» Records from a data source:
§

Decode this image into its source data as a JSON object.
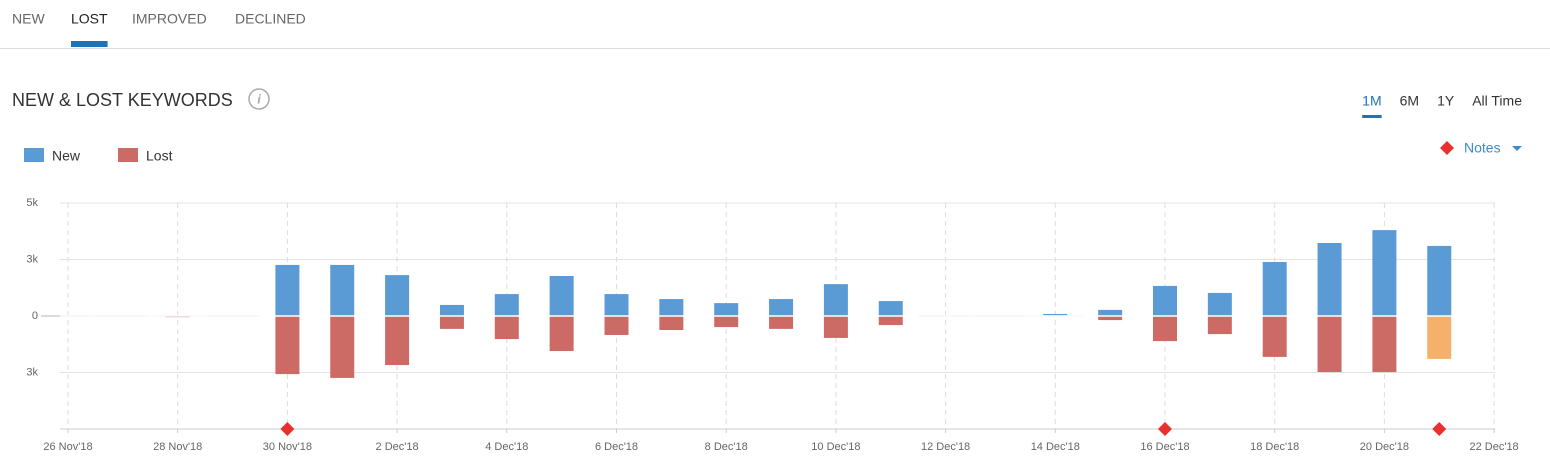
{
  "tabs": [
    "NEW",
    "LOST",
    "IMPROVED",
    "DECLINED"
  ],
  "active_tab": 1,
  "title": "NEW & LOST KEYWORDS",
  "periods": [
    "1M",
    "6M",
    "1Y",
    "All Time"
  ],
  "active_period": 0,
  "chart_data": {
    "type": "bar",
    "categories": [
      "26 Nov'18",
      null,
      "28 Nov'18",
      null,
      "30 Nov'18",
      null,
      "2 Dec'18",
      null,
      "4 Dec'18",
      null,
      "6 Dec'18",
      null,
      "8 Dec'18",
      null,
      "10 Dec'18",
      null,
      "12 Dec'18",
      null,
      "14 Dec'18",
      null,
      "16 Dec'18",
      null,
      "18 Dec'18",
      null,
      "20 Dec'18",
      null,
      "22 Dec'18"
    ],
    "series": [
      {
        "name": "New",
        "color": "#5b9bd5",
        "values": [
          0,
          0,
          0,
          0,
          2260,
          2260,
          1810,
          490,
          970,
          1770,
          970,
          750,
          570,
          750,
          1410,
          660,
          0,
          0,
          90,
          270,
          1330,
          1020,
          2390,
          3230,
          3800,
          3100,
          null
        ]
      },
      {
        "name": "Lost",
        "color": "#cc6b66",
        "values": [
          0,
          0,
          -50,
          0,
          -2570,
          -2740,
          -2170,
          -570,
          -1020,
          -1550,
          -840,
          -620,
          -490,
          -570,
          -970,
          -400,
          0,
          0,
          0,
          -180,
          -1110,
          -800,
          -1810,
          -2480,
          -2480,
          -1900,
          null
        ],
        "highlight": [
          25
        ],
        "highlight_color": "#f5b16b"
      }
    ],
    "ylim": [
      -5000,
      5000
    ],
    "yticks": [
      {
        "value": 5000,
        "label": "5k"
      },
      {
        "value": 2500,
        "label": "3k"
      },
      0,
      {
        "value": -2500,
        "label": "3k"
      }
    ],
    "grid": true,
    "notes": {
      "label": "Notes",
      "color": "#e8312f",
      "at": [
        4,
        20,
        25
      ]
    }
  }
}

§

» The exercise: Across the material above, count every line holding "label" and write down only the number.

» Expected answer: 4